#### [GOAL OF THE EXERCISE]
Reproduce all entries precisely as they are written.

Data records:
* START *

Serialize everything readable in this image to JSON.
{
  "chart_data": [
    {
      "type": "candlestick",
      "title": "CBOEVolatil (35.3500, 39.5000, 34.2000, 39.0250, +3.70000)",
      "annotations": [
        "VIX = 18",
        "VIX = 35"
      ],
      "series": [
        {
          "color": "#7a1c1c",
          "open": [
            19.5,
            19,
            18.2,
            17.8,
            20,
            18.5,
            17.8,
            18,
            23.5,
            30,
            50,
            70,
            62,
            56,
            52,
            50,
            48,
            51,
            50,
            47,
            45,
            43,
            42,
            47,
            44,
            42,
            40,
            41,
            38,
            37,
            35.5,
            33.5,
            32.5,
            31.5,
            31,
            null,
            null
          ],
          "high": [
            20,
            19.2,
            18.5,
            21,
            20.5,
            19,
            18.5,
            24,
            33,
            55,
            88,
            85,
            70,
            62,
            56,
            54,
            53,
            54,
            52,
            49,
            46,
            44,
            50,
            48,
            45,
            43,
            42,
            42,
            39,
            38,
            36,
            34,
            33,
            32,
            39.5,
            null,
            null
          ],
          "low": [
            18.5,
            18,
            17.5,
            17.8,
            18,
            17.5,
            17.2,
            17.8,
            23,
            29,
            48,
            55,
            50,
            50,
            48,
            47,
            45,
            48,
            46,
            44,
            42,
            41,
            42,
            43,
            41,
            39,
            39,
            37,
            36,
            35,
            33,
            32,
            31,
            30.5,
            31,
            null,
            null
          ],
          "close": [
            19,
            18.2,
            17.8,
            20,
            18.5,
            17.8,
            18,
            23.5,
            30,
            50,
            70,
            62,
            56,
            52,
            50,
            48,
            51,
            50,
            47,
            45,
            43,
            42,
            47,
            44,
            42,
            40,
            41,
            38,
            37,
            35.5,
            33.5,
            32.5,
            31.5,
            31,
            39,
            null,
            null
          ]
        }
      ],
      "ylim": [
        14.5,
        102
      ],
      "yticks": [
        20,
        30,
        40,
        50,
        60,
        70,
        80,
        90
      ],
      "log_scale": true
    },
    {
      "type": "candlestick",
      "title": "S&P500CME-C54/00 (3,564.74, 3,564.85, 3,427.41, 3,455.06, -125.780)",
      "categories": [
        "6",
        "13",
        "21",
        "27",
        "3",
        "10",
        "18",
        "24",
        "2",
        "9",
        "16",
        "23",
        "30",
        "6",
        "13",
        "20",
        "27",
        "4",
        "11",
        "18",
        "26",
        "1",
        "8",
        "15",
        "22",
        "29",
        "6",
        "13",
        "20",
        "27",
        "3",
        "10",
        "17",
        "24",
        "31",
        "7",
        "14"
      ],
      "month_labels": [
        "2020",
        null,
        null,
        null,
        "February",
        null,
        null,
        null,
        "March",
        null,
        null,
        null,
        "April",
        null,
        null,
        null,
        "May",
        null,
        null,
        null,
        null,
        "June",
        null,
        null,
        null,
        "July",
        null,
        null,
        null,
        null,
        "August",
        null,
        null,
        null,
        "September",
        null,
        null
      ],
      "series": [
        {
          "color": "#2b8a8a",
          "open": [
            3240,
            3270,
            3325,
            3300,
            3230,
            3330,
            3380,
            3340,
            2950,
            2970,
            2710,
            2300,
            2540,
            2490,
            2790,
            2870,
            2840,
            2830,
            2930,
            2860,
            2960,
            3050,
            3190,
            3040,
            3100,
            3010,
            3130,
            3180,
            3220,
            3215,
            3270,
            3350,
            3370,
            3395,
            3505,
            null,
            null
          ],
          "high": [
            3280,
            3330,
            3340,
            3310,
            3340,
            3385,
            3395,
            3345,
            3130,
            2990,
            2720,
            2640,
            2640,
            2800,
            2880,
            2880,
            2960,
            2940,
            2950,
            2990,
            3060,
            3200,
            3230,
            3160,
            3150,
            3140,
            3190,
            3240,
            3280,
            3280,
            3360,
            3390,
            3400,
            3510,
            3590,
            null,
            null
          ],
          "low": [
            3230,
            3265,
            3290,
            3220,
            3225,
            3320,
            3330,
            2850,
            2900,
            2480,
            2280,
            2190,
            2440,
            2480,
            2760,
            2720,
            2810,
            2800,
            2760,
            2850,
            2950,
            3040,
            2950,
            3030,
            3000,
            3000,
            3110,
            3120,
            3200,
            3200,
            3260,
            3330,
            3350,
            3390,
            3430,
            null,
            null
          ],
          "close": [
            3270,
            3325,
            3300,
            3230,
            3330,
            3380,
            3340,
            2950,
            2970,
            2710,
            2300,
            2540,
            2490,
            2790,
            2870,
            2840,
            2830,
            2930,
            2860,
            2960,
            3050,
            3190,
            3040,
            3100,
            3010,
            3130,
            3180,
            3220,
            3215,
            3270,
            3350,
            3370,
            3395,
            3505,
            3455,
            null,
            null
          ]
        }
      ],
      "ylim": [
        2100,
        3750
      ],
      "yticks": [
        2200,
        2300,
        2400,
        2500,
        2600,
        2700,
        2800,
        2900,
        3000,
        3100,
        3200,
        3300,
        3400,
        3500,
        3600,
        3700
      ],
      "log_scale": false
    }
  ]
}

* END *

#### [COMPLETE RESPONSE]
Serialize everything readable in this image to JSON.
{
  "chart_data": [
    {
      "type": "candlestick",
      "title": "CBOEVolatil (35.3500, 39.5000, 34.2000, 39.0250, +3.70000)",
      "annotations": [
        "VIX = 18",
        "VIX = 35"
      ],
      "series": [
        {
          "color": "#7a1c1c",
          "open": [
            19.5,
            19,
            18.2,
            17.8,
            20,
            18.5,
            17.8,
            18,
            23.5,
            30,
            50,
            70,
            62,
            56,
            52,
            50,
            48,
            51,
            50,
            47,
            45,
            43,
            42,
            47,
            44,
            42,
            40,
            41,
            38,
            37,
            35.5,
            33.5,
            32.5,
            31.5,
            31,
            null,
            null
          ],
          "high": [
            20,
            19.2,
            18.5,
            21,
            20.5,
            19,
            18.5,
            24,
            33,
            55,
            88,
            85,
            70,
            62,
            56,
            54,
            53,
            54,
            52,
            49,
            46,
            44,
            50,
            48,
            45,
            43,
            42,
            42,
            39,
            38,
            36,
            34,
            33,
            32,
            39.5,
            null,
            null
          ],
          "low": [
            18.5,
            18,
            17.5,
            17.8,
            18,
            17.5,
            17.2,
            17.8,
            23,
            29,
            48,
            55,
            50,
            50,
            48,
            47,
            45,
            48,
            46,
            44,
            42,
            41,
            42,
            43,
            41,
            39,
            39,
            37,
            36,
            35,
            33,
            32,
            31,
            30.5,
            31,
            null,
            null
          ],
          "close": [
            19,
            18.2,
            17.8,
            20,
            18.5,
            17.8,
            18,
            23.5,
            30,
            50,
            70,
            62,
            56,
            52,
            50,
            48,
            51,
            50,
            47,
            45,
            43,
            42,
            47,
            44,
            42,
            40,
            41,
            38,
            37,
            35.5,
            33.5,
            32.5,
            31.5,
            31,
            39,
            null,
            null
          ]
        }
      ],
      "ylim": [
        14.5,
        102
      ],
      "yticks": [
        20,
        30,
        40,
        50,
        60,
        70,
        80,
        90
      ],
      "log_scale": true
    },
    {
      "type": "candlestick",
      "title": "S&P500CME-C54/00 (3,564.74, 3,564.85, 3,427.41, 3,455.06, -125.780)",
      "categories": [
        "6",
        "13",
        "21",
        "27",
        "3",
        "10",
        "18",
        "24",
        "2",
        "9",
        "16",
        "23",
        "30",
        "6",
        "13",
        "20",
        "27",
        "4",
        "11",
        "18",
        "26",
        "1",
        "8",
        "15",
        "22",
        "29",
        "6",
        "13",
        "20",
        "27",
        "3",
        "10",
        "17",
        "24",
        "31",
        "7",
        "14"
      ],
      "month_labels": [
        "2020",
        null,
        null,
        null,
        "February",
        null,
        null,
        null,
        "March",
        null,
        null,
        null,
        "April",
        null,
        null,
        null,
        "May",
        null,
        null,
        null,
        null,
        "June",
        null,
        null,
        null,
        "July",
        null,
        null,
        null,
        null,
        "August",
        null,
        null,
        null,
        "September",
        null,
        null
      ],
      "series": [
        {
          "color": "#2b8a8a",
          "open": [
            3240,
            3270,
            3325,
            3300,
            3230,
            3330,
            3380,
            3340,
            2950,
            2970,
            2710,
            2300,
            2540,
            2490,
            2790,
            2870,
            2840,
            2830,
            2930,
            2860,
            2960,
            3050,
            3190,
            3040,
            3100,
            3010,
            3130,
            3180,
            3220,
            3215,
            3270,
            3350,
            3370,
            3395,
            3505,
            null,
            null
          ],
          "high": [
            3280,
            3330,
            3340,
            3310,
            3340,
            3385,
            3395,
            3345,
            3130,
            2990,
            2720,
            2640,
            2640,
            2800,
            2880,
            2880,
            2960,
            2940,
            2950,
            2990,
            3060,
            3200,
            3230,
            3160,
            3150,
            3140,
            3190,
            3240,
            3280,
            3280,
            3360,
            3390,
            3400,
            3510,
            3590,
            null,
            null
          ],
          "low": [
            3230,
            3265,
            3290,
            3220,
            3225,
            3320,
            3330,
            2850,
            2900,
            2480,
            2280,
            2190,
            2440,
            2480,
            2760,
            2720,
            2810,
            2800,
            2760,
            2850,
            2950,
            3040,
            2950,
            3030,
            3000,
            3000,
            3110,
            3120,
            3200,
            3200,
            3260,
            3330,
            3350,
            3390,
            3430,
            null,
            null
          ],
          "close": [
            3270,
            3325,
            3300,
            3230,
            3330,
            3380,
            3340,
            2950,
            2970,
            2710,
            2300,
            2540,
            2490,
            2790,
            2870,
            2840,
            2830,
            2930,
            2860,
            2960,
            3050,
            3190,
            3040,
            3100,
            3010,
            3130,
            3180,
            3220,
            3215,
            3270,
            3350,
            3370,
            3395,
            3505,
            3455,
            null,
            null
          ]
        }
      ],
      "ylim": [
        2100,
        3750
      ],
      "yticks": [
        2200,
        2300,
        2400,
        2500,
        2600,
        2700,
        2800,
        2900,
        3000,
        3100,
        3200,
        3300,
        3400,
        3500,
        3600,
        3700
      ],
      "log_scale": false
    }
  ]
}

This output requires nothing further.